§ **What the exercise asks**:
Identify each line in the records below that contains the word "Airport", and copy it.

§ **Provided information**:
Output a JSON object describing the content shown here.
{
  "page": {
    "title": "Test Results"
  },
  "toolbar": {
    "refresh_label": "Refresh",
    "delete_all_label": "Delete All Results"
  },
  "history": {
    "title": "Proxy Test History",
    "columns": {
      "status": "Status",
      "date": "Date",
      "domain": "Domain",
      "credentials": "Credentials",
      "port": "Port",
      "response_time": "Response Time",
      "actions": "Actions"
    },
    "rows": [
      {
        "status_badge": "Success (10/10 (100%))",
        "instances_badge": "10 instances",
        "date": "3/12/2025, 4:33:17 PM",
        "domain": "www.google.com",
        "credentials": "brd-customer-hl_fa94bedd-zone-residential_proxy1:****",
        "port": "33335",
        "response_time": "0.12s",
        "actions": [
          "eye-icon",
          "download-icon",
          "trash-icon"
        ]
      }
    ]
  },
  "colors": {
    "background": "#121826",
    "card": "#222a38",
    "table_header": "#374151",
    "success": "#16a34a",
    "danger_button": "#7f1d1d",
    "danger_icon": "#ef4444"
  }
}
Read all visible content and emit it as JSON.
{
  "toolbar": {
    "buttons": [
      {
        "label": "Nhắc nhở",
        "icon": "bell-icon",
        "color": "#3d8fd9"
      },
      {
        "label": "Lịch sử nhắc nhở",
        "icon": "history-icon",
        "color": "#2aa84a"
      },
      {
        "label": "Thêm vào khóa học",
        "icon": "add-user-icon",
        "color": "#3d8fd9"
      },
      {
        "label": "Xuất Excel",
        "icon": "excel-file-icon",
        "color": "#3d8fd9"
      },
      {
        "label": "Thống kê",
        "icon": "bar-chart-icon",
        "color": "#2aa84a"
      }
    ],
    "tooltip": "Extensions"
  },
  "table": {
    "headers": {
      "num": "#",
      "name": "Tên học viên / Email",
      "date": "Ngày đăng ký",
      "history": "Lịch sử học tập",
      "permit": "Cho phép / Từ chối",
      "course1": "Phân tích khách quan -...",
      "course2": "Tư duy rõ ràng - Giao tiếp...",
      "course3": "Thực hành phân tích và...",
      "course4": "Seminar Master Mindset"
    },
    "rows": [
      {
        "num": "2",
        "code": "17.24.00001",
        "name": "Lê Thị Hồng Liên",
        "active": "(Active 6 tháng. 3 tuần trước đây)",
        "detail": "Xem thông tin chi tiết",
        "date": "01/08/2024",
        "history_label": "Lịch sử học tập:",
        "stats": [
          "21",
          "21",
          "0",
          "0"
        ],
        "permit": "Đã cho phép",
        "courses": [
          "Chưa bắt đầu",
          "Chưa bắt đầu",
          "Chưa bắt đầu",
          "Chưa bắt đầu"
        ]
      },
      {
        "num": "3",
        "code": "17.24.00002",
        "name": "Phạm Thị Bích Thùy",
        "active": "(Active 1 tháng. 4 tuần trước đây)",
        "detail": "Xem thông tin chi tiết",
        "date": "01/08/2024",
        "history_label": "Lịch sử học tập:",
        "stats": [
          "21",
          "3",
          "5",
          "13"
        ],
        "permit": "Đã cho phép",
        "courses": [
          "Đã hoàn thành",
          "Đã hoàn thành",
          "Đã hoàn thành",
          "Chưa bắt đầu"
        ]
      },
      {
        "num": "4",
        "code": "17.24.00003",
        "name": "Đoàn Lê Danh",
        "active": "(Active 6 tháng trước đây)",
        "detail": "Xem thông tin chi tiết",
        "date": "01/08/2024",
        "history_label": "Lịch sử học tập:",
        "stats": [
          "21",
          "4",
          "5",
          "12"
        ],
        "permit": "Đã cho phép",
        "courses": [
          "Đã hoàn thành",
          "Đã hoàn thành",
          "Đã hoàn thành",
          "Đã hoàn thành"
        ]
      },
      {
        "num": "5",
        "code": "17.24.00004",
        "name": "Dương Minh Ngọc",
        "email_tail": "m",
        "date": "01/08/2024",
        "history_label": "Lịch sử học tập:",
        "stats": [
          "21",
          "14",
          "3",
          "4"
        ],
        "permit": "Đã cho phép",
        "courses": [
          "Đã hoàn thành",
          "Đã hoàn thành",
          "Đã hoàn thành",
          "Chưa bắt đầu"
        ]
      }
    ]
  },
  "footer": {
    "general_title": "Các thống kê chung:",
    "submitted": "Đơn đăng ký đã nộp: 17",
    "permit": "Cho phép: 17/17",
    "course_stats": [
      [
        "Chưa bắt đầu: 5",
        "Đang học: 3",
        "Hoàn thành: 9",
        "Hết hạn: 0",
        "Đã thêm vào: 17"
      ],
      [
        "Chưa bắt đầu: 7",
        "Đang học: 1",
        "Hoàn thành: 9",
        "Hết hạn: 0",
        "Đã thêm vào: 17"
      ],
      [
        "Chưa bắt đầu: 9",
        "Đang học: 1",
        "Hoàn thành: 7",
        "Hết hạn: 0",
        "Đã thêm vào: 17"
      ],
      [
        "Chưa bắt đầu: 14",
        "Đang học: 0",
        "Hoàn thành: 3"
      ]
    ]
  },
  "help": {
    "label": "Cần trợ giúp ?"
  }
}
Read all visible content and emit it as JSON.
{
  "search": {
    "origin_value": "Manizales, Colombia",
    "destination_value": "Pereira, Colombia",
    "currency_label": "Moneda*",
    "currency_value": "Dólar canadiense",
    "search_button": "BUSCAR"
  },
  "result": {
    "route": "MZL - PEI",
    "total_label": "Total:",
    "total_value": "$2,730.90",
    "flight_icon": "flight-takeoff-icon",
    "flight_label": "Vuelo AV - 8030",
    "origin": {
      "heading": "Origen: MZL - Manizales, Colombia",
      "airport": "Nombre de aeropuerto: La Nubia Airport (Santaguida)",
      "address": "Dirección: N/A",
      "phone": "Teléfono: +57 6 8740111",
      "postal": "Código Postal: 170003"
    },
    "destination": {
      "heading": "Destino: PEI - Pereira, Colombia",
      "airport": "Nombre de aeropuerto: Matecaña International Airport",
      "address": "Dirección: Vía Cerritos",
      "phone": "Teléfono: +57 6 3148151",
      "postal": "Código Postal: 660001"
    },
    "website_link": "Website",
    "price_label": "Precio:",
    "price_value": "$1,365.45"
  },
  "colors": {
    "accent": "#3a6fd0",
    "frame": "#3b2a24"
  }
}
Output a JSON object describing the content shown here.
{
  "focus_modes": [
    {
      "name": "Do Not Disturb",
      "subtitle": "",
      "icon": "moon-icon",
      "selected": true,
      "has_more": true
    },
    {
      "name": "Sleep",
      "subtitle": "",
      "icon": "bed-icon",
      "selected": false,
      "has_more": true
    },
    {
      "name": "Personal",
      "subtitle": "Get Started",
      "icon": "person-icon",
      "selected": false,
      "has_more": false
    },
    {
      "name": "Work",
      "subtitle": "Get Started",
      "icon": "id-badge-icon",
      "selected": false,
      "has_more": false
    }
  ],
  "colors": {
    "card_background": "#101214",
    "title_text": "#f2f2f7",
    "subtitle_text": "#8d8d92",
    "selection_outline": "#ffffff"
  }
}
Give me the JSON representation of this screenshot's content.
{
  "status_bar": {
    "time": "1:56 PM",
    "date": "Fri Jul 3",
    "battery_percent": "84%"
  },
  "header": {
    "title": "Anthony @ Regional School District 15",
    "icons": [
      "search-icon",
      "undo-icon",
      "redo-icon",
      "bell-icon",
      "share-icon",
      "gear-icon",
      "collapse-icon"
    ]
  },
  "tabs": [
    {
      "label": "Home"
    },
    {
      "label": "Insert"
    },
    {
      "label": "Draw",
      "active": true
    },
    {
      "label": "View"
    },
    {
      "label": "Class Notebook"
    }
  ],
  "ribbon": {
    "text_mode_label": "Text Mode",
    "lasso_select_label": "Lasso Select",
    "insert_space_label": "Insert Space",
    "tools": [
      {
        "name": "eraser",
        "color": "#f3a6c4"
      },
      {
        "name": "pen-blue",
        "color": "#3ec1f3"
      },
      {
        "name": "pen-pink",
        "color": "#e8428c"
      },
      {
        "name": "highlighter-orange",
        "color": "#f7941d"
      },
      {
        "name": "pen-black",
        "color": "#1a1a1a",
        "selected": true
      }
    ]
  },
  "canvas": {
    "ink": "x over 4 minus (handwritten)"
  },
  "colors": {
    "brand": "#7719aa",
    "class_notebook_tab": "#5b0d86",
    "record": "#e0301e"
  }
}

§ **Exercise output**:
      "airport": "Nombre de aeropuerto: La Nubia Airport (Santaguida)",
      "airport": "Nombre de aeropuerto: Matecaña International Airport",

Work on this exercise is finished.